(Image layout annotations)
------------------------------------------------------------

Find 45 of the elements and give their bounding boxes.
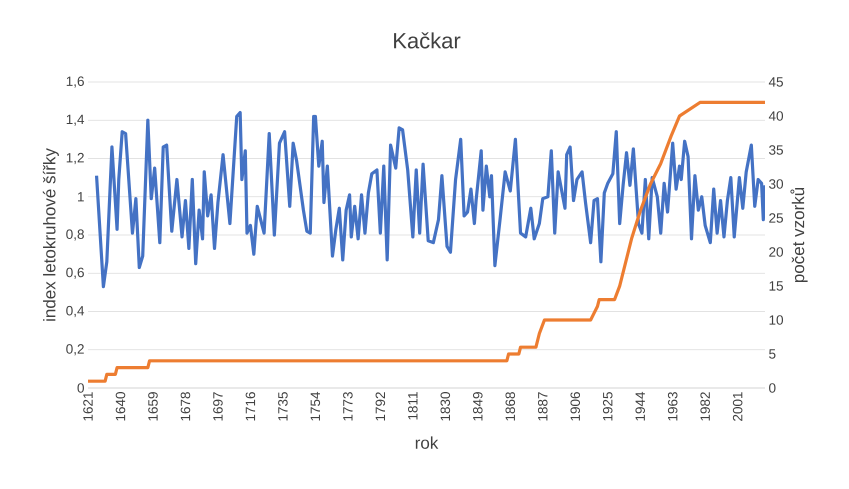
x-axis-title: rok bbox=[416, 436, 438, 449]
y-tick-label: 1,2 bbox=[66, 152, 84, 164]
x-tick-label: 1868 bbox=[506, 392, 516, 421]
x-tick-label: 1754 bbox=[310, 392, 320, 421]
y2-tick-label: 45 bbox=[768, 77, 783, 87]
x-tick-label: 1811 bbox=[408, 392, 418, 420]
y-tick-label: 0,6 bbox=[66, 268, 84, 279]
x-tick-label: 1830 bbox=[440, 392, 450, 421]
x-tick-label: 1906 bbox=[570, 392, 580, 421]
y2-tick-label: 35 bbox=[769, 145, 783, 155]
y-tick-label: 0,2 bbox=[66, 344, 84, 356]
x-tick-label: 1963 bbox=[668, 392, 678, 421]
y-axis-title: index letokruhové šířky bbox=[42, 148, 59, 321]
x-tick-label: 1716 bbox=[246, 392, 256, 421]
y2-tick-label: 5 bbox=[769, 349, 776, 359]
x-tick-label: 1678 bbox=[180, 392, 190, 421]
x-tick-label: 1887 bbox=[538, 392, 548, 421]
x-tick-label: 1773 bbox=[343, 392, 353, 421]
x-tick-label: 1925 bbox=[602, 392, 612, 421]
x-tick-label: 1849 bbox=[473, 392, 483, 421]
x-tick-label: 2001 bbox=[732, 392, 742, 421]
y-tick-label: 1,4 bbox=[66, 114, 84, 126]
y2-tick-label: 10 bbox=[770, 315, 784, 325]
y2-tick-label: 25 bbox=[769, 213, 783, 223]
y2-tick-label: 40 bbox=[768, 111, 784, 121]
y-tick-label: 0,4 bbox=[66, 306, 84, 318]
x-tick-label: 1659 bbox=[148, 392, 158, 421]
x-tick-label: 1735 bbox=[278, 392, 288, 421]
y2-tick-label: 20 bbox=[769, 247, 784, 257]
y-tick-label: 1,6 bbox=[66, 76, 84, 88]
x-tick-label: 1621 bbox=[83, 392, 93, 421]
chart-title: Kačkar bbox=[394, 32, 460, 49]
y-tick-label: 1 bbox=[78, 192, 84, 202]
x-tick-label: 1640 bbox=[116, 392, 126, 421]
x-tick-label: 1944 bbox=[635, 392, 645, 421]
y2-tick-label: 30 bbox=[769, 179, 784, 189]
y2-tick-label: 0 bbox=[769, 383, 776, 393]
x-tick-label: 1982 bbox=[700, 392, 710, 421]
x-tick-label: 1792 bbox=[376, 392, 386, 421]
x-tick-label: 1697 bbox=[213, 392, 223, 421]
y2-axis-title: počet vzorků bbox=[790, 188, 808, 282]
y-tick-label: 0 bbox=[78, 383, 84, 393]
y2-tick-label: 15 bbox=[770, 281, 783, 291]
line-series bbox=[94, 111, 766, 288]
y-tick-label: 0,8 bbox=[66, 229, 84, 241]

------------------------------------------------------------

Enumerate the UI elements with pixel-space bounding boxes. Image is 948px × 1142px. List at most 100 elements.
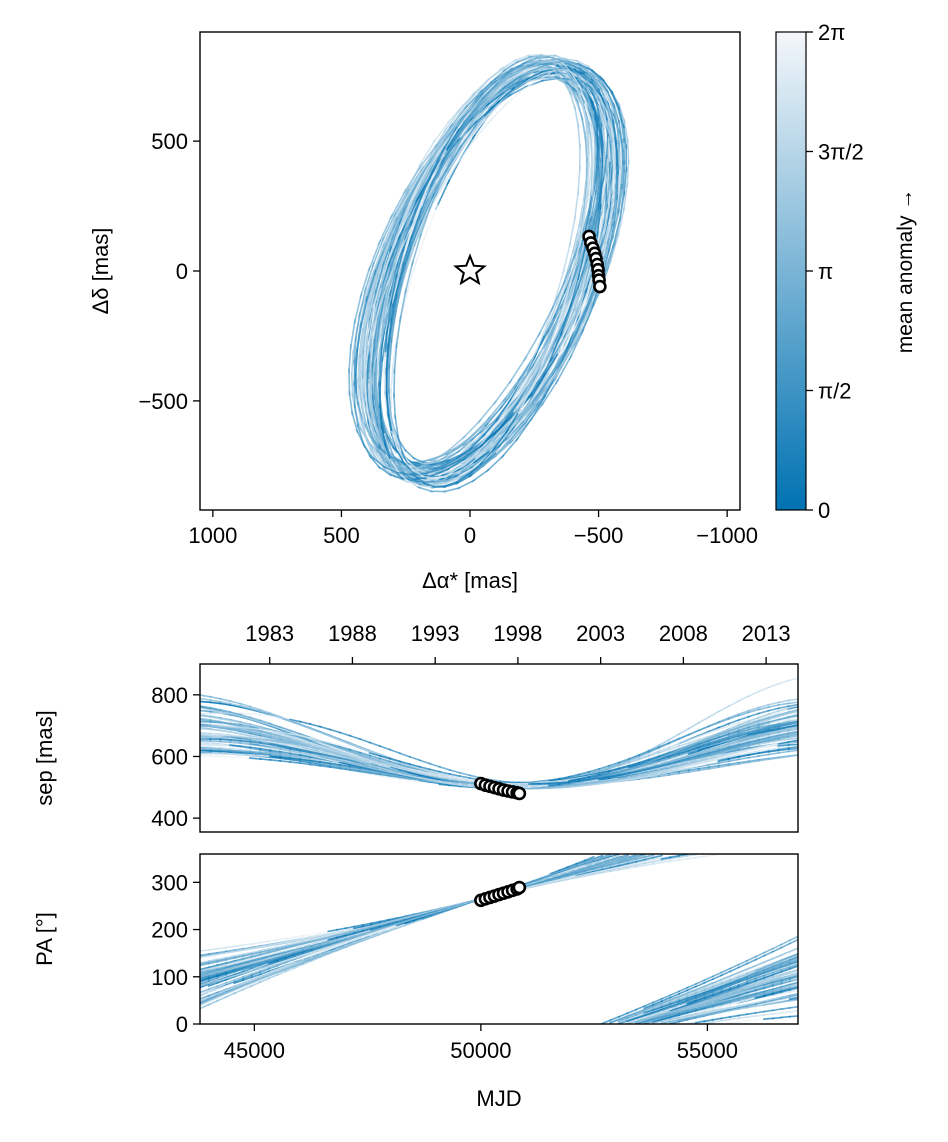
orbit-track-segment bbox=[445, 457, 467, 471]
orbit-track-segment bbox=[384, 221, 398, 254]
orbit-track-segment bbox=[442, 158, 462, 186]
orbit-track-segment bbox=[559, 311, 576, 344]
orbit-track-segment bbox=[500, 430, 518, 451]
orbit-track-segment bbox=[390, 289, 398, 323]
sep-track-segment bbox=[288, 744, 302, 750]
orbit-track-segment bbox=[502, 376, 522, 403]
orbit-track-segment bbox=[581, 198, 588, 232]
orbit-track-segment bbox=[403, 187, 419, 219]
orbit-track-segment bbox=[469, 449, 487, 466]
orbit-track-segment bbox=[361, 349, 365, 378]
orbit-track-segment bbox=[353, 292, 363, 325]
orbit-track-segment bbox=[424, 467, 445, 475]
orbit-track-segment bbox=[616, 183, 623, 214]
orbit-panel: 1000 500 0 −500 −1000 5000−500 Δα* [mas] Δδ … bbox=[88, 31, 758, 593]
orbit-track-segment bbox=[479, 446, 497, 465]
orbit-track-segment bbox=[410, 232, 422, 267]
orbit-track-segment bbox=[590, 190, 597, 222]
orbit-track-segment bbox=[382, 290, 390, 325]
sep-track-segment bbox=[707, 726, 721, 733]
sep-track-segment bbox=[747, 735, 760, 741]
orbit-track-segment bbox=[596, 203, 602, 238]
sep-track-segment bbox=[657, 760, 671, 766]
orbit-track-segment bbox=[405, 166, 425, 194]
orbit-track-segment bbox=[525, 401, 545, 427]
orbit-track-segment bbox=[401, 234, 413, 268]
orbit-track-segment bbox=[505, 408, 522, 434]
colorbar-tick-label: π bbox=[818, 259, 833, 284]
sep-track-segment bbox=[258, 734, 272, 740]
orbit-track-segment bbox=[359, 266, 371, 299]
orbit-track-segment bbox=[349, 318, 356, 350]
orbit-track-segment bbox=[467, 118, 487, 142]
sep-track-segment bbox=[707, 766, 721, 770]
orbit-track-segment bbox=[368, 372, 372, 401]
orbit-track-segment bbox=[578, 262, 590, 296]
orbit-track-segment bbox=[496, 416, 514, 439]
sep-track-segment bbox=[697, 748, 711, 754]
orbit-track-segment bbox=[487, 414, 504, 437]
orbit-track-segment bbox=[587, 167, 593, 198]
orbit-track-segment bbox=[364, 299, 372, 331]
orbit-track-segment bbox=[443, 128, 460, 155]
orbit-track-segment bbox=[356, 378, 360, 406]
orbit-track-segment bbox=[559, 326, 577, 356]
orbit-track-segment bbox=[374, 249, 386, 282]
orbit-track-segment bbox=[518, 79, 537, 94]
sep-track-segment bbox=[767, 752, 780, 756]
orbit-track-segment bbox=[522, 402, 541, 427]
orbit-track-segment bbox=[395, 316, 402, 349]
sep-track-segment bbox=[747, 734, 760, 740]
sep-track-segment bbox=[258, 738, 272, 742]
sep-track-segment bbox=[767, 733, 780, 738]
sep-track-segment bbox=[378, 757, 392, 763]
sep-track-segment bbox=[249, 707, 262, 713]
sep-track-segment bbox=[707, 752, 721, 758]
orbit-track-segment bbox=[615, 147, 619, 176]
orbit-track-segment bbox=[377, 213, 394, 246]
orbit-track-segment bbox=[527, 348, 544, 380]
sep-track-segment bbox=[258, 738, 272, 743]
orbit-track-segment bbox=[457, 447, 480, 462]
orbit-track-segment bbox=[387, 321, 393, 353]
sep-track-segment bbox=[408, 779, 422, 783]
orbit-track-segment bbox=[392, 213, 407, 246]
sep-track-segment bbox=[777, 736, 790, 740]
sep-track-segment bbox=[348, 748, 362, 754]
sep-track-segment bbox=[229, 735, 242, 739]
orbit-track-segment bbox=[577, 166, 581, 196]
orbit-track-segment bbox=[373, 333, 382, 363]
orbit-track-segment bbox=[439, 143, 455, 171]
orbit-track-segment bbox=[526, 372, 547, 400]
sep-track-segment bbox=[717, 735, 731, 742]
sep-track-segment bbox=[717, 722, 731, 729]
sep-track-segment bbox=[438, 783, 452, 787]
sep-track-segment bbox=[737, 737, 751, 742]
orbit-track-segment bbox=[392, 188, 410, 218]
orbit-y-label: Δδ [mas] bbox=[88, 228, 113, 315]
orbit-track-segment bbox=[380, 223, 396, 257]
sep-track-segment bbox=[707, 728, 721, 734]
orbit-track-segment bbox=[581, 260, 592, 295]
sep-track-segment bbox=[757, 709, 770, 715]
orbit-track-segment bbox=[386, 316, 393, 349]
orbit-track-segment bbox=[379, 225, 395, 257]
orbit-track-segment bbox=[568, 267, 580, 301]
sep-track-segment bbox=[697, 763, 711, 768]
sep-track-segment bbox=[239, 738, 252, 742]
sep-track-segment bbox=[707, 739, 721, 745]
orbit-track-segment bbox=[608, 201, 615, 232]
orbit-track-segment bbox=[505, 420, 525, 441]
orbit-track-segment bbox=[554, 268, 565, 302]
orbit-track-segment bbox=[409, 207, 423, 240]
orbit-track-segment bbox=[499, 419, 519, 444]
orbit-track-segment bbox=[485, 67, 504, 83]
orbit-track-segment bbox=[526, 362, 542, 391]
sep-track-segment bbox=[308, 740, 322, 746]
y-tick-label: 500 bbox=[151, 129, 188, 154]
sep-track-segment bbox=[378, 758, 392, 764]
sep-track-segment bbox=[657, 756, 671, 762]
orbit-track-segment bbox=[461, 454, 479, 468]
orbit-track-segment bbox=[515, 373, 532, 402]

------------------------------------------------------------

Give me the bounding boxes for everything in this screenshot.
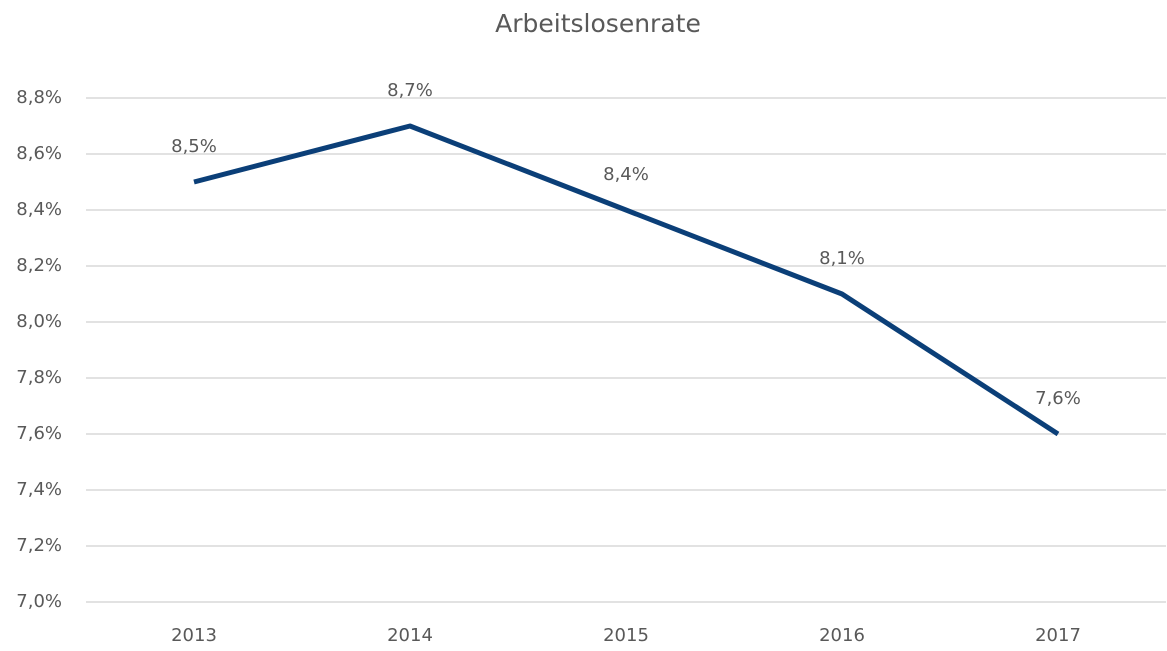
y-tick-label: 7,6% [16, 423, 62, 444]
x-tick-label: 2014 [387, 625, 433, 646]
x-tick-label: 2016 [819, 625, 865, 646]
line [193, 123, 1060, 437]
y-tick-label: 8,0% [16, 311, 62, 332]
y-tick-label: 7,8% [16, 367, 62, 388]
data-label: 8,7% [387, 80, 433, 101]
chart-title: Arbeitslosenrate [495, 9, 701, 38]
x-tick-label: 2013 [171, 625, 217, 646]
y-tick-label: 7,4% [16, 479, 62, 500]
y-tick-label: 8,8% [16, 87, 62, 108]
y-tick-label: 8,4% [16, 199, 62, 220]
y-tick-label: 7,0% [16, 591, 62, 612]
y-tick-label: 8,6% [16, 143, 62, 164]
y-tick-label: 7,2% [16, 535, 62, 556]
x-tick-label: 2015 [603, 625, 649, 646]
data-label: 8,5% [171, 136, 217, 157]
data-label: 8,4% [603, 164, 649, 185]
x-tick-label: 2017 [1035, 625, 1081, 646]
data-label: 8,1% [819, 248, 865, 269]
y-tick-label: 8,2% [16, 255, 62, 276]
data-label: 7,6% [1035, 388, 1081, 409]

------------------------------------------------------------

• **Required task**
Retype the data that starts with the line containing "y-tick-label: 7,6% [16, 423, 62, 444]" and ends with the line containing "y-tick-label: 7,0% [16, 591, 62, 612]", keeping both of those lines.

• **Answer**
y-tick-label: 7,6% [16, 423, 62, 444]
x-tick-label: 2014 [387, 625, 433, 646]
x-tick-label: 2016 [819, 625, 865, 646]
line [193, 123, 1060, 437]
y-tick-label: 8,0% [16, 311, 62, 332]
y-tick-label: 7,8% [16, 367, 62, 388]
data-label: 8,7% [387, 80, 433, 101]
chart-title: Arbeitslosenrate [495, 9, 701, 38]
x-tick-label: 2013 [171, 625, 217, 646]
y-tick-label: 7,4% [16, 479, 62, 500]
y-tick-label: 8,8% [16, 87, 62, 108]
y-tick-label: 8,4% [16, 199, 62, 220]
y-tick-label: 7,0% [16, 591, 62, 612]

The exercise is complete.